The task:
Across the listing below, how many lines hold "structured"? Reply with the number by itself.

***** Rows *****

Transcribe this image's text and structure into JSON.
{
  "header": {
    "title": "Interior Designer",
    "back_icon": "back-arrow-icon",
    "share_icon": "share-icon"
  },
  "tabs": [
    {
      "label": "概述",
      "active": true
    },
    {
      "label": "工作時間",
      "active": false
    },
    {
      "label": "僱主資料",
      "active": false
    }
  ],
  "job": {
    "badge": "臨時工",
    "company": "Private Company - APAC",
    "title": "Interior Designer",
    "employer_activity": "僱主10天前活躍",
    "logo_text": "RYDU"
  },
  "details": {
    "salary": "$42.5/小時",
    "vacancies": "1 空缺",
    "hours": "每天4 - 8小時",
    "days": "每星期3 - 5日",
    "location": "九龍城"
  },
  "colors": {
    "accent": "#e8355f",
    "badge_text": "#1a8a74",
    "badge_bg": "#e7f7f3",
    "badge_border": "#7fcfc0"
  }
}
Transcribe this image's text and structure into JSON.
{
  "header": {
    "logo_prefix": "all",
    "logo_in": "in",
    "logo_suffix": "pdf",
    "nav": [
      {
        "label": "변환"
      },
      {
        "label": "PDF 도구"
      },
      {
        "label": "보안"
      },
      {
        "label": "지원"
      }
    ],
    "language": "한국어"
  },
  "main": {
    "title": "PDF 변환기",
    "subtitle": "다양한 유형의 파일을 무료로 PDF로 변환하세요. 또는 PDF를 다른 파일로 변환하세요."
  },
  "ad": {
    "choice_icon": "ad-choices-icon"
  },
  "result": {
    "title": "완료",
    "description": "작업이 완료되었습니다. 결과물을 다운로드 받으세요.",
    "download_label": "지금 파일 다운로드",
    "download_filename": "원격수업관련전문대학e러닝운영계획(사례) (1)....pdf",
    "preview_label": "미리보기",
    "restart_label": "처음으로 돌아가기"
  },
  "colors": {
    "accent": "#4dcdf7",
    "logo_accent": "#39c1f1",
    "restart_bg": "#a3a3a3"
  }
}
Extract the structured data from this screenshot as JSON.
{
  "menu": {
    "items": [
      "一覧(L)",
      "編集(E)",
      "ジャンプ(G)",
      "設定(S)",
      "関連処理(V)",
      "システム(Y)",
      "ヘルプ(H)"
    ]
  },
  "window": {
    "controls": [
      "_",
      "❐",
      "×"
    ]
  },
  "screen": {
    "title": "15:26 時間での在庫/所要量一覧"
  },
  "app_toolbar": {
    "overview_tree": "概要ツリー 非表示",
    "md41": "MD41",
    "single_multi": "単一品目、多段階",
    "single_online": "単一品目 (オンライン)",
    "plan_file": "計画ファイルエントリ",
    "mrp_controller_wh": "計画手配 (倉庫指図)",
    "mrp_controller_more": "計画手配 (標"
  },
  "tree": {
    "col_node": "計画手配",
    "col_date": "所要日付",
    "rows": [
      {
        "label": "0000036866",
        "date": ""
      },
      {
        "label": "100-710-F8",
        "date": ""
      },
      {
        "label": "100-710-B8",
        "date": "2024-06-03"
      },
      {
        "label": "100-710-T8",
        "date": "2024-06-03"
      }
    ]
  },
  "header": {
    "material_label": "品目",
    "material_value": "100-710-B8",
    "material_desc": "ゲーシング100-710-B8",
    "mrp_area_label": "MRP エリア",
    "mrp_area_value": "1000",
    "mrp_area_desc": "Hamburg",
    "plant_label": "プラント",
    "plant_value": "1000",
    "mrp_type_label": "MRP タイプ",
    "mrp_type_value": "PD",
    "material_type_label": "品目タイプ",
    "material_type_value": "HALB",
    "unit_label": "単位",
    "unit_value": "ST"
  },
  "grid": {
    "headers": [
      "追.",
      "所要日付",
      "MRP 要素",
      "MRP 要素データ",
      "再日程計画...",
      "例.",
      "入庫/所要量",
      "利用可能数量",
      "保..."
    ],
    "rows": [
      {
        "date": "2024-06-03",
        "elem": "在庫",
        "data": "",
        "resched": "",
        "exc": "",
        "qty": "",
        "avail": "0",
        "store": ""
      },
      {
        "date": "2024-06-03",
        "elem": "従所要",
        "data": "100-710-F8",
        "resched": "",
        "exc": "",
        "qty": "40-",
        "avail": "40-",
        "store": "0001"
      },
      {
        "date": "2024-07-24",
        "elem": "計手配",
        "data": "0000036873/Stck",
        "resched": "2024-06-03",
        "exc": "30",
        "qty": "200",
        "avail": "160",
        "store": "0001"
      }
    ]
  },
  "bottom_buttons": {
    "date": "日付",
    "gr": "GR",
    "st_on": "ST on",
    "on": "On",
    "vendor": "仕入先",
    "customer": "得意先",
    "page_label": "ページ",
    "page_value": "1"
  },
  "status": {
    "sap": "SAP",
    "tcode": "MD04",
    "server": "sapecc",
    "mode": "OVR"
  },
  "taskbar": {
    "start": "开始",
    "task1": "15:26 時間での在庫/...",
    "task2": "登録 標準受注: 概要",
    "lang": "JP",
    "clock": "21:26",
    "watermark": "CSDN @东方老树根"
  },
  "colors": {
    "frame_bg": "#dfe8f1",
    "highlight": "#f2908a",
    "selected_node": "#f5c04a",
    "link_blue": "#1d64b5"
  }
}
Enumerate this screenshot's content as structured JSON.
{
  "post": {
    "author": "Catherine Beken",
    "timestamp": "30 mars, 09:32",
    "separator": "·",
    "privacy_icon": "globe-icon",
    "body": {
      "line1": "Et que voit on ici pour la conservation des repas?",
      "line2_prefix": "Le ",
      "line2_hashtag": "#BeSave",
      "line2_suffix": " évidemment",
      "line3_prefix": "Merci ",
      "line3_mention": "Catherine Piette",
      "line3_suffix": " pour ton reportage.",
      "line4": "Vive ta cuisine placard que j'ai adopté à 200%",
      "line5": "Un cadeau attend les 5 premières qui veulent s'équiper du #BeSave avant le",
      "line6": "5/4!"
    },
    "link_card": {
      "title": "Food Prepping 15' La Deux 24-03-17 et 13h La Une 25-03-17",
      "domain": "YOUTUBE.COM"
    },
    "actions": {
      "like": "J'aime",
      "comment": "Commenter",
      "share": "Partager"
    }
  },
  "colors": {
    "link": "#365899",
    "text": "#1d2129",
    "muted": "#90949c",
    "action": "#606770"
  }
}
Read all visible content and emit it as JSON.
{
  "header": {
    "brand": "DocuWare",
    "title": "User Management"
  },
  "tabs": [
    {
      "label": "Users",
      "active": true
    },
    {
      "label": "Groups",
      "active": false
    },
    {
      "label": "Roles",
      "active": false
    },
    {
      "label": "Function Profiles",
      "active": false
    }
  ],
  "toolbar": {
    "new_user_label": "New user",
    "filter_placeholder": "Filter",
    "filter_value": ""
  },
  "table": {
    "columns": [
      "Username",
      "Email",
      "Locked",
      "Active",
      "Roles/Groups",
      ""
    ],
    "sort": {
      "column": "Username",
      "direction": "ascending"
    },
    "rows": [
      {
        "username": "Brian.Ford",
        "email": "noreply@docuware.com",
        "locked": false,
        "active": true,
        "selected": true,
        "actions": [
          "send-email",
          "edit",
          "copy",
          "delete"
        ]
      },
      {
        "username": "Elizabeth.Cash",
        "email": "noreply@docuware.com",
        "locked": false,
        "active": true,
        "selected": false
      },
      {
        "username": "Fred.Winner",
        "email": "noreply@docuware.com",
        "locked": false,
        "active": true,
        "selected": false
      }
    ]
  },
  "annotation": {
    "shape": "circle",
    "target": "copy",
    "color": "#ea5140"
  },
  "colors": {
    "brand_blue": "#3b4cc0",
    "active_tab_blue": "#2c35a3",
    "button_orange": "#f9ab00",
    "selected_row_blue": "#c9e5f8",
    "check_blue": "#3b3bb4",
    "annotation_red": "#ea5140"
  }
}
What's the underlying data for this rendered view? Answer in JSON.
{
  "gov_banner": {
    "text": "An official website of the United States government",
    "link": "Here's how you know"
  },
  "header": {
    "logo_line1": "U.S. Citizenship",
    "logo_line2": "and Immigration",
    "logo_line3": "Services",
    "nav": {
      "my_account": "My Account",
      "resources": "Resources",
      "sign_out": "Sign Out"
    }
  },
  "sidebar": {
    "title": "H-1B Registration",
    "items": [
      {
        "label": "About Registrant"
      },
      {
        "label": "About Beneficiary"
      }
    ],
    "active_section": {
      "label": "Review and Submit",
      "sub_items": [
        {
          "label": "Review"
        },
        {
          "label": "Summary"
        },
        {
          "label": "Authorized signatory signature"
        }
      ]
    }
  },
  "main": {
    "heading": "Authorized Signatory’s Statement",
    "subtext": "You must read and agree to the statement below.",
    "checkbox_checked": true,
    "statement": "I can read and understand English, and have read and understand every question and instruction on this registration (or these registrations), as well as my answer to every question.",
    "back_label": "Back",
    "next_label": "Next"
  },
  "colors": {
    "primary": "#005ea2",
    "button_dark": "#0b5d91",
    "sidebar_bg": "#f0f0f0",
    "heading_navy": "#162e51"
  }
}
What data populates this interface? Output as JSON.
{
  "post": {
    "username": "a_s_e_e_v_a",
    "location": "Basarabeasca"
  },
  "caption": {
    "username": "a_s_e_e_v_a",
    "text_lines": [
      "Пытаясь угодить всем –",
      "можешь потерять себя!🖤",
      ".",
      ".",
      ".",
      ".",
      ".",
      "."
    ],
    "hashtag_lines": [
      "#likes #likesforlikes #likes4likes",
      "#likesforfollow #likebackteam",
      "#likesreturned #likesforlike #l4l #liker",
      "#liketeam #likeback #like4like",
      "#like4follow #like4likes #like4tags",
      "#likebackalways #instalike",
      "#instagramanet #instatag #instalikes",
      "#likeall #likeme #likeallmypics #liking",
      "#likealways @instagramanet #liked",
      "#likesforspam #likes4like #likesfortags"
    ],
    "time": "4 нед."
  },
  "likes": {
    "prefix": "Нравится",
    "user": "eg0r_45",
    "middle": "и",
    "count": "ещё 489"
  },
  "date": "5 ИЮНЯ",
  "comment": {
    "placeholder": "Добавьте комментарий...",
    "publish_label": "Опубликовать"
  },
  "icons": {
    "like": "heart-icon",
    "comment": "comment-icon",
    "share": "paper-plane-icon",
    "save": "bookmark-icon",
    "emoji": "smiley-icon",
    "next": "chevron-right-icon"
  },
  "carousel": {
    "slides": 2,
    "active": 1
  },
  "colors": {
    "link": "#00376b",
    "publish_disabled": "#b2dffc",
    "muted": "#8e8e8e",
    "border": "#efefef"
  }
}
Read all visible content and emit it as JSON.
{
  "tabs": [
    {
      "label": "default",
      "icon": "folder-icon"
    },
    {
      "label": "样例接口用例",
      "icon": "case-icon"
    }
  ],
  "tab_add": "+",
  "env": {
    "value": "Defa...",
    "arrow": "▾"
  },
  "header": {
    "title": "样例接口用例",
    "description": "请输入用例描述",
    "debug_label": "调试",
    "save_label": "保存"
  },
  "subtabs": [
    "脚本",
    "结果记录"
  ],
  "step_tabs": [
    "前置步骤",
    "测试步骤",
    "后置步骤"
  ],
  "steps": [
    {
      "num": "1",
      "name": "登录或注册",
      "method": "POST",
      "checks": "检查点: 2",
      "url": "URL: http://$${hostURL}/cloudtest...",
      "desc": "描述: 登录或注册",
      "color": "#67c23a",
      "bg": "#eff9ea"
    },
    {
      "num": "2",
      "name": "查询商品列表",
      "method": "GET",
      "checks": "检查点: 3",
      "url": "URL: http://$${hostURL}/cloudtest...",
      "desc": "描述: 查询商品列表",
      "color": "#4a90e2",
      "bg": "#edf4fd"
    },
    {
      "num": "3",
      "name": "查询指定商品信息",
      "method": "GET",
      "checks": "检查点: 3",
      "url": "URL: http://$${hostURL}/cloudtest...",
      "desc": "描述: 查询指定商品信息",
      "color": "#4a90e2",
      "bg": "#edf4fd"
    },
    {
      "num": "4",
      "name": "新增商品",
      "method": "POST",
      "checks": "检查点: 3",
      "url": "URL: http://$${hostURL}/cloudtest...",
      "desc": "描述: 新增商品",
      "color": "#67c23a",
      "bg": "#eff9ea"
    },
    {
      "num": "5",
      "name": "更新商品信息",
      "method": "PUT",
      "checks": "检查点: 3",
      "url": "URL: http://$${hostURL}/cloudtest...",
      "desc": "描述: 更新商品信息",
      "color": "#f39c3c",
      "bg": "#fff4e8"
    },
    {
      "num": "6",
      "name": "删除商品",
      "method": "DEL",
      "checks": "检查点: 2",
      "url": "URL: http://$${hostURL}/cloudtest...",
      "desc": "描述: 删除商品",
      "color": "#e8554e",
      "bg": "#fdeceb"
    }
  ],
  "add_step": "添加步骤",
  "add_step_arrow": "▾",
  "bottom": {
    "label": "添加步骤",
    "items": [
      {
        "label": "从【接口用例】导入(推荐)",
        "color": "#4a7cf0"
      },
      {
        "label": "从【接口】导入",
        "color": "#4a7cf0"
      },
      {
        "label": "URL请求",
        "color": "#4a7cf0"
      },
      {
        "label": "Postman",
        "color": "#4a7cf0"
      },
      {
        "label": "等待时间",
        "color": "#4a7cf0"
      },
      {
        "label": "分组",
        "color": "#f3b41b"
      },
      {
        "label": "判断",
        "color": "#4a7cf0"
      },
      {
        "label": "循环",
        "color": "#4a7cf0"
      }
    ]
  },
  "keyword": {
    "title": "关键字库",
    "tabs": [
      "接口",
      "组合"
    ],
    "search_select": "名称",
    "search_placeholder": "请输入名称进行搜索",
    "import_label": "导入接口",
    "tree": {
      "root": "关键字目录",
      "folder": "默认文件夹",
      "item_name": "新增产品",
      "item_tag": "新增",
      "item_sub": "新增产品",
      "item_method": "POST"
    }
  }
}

*****

Answer in full:
2